Start of DATA FOR PROCESSING

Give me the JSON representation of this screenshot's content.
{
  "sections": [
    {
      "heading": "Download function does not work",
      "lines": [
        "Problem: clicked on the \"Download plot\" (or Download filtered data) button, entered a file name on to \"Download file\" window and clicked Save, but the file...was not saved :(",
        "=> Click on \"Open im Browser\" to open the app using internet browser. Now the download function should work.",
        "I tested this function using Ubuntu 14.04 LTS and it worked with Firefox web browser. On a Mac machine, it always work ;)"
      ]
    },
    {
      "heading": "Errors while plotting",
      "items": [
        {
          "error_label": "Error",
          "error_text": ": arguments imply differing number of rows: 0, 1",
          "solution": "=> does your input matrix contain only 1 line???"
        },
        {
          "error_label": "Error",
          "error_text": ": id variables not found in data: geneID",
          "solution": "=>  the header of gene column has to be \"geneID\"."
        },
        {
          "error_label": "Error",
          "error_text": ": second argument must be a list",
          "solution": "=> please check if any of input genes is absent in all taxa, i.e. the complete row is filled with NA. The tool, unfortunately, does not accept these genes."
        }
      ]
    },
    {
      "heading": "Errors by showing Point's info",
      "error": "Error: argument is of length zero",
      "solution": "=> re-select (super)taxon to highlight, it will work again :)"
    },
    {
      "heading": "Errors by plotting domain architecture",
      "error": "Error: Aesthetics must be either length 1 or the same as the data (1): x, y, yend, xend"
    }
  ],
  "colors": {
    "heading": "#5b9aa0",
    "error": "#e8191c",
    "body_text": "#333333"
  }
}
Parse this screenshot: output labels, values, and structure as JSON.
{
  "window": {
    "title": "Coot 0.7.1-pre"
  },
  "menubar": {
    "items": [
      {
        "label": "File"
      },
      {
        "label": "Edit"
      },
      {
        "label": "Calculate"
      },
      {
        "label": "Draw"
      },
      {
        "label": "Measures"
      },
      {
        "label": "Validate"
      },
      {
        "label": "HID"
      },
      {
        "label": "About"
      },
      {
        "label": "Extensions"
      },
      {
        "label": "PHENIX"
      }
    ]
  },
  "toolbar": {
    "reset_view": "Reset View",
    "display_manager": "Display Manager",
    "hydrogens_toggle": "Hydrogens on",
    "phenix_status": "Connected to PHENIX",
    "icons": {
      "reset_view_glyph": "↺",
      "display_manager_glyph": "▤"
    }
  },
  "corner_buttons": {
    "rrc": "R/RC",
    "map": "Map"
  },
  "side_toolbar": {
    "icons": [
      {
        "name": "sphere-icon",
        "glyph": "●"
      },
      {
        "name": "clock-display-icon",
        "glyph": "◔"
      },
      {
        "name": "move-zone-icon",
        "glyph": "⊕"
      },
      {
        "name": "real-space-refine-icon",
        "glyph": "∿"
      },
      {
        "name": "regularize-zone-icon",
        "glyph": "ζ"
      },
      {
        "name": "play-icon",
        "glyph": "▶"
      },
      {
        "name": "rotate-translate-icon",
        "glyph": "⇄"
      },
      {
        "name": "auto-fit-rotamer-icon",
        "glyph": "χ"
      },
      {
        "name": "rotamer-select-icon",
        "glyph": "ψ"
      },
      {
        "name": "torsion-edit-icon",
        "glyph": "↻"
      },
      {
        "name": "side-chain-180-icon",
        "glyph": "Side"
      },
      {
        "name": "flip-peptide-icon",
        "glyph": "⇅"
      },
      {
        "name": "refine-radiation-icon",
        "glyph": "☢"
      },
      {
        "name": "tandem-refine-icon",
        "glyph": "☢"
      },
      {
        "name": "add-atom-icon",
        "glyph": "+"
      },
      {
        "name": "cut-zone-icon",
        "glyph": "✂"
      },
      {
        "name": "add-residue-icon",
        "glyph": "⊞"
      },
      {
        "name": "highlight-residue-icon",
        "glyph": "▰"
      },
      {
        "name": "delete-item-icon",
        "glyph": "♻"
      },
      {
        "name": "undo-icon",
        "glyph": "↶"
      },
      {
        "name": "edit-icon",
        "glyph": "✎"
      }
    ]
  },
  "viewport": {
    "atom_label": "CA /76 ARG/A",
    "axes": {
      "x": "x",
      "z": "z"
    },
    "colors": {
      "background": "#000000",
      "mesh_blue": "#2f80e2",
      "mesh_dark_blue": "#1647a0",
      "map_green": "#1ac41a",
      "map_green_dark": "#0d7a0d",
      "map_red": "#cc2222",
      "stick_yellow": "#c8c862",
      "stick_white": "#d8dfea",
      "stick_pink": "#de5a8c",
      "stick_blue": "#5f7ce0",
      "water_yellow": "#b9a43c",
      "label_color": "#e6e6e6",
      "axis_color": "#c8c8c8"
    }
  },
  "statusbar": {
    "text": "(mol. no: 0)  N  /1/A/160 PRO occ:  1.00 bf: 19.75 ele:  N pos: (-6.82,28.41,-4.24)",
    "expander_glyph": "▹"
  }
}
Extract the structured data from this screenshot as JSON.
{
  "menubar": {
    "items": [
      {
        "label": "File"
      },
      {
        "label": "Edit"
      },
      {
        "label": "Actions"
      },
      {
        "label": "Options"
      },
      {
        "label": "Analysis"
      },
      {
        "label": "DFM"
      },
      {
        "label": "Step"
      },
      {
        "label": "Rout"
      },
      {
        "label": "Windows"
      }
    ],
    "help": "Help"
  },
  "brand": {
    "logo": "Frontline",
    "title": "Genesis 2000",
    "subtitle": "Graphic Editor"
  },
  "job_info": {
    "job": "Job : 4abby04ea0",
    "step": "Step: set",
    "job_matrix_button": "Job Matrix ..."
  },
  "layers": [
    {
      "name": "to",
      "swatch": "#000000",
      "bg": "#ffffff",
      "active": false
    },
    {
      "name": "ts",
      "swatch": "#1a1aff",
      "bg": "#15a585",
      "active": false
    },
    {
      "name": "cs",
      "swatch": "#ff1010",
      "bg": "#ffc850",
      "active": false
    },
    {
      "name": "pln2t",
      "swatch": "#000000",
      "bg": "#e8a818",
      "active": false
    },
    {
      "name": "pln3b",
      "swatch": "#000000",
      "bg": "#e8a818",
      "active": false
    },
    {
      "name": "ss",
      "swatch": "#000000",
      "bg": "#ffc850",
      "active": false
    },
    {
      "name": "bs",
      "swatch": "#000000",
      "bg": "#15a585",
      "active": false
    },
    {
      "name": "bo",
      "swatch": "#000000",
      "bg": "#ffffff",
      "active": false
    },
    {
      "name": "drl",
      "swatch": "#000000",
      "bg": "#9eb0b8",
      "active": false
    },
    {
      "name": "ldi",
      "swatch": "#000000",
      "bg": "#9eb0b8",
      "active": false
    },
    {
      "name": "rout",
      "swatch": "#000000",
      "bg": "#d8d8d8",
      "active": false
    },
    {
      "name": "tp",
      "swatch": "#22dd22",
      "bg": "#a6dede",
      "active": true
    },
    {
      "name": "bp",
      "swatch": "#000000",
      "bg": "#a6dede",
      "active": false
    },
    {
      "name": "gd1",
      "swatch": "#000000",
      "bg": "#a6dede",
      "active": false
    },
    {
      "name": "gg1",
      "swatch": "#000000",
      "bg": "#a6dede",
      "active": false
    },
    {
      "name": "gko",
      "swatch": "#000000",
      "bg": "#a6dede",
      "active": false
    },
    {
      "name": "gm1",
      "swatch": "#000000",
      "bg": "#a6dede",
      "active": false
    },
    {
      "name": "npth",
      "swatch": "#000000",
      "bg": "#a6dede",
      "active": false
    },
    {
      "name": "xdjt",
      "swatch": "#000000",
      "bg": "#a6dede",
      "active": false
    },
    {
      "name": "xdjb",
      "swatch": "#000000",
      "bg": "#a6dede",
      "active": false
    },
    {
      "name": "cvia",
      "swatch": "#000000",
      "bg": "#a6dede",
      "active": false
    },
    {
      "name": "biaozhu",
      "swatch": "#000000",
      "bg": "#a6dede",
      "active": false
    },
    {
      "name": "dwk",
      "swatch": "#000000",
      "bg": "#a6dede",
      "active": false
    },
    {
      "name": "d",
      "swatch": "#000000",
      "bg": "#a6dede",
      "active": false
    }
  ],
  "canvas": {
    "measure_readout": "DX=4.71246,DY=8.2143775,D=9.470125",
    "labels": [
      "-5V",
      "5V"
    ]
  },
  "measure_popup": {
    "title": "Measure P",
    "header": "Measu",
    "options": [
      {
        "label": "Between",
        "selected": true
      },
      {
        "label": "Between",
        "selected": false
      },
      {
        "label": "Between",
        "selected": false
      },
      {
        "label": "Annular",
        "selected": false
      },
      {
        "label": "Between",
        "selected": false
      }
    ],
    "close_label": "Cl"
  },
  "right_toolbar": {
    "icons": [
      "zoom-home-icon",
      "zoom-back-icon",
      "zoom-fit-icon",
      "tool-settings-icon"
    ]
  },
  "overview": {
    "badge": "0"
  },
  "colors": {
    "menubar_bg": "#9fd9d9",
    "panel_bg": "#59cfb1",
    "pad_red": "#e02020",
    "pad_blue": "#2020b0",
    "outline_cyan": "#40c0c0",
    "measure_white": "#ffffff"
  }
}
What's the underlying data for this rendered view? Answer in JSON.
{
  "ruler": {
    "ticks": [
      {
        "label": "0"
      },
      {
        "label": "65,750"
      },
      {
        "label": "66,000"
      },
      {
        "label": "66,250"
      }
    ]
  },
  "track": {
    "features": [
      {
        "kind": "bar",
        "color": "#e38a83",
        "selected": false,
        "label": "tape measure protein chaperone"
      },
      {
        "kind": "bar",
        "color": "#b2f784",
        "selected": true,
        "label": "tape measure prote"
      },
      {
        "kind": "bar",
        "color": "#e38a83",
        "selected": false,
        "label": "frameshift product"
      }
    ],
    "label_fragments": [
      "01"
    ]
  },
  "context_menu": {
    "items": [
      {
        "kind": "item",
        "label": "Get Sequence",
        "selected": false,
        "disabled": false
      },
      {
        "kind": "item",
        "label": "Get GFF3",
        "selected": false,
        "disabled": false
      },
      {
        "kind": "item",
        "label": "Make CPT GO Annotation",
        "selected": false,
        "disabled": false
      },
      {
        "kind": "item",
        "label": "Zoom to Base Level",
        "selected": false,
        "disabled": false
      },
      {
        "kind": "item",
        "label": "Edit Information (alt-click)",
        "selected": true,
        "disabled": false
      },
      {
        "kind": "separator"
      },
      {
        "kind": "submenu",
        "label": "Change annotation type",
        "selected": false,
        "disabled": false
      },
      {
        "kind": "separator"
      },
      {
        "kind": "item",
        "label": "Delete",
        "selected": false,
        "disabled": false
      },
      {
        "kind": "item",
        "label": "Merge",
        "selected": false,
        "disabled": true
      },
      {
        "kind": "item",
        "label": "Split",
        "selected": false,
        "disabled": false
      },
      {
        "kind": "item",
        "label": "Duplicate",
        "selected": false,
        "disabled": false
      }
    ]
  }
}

End of DATA FOR PROCESSING

[WORK TO BE COMPLETED]:
One number answers this exercise: the count of lines above in which the word "browser" appears.

[EXPECTED ANSWER]:
2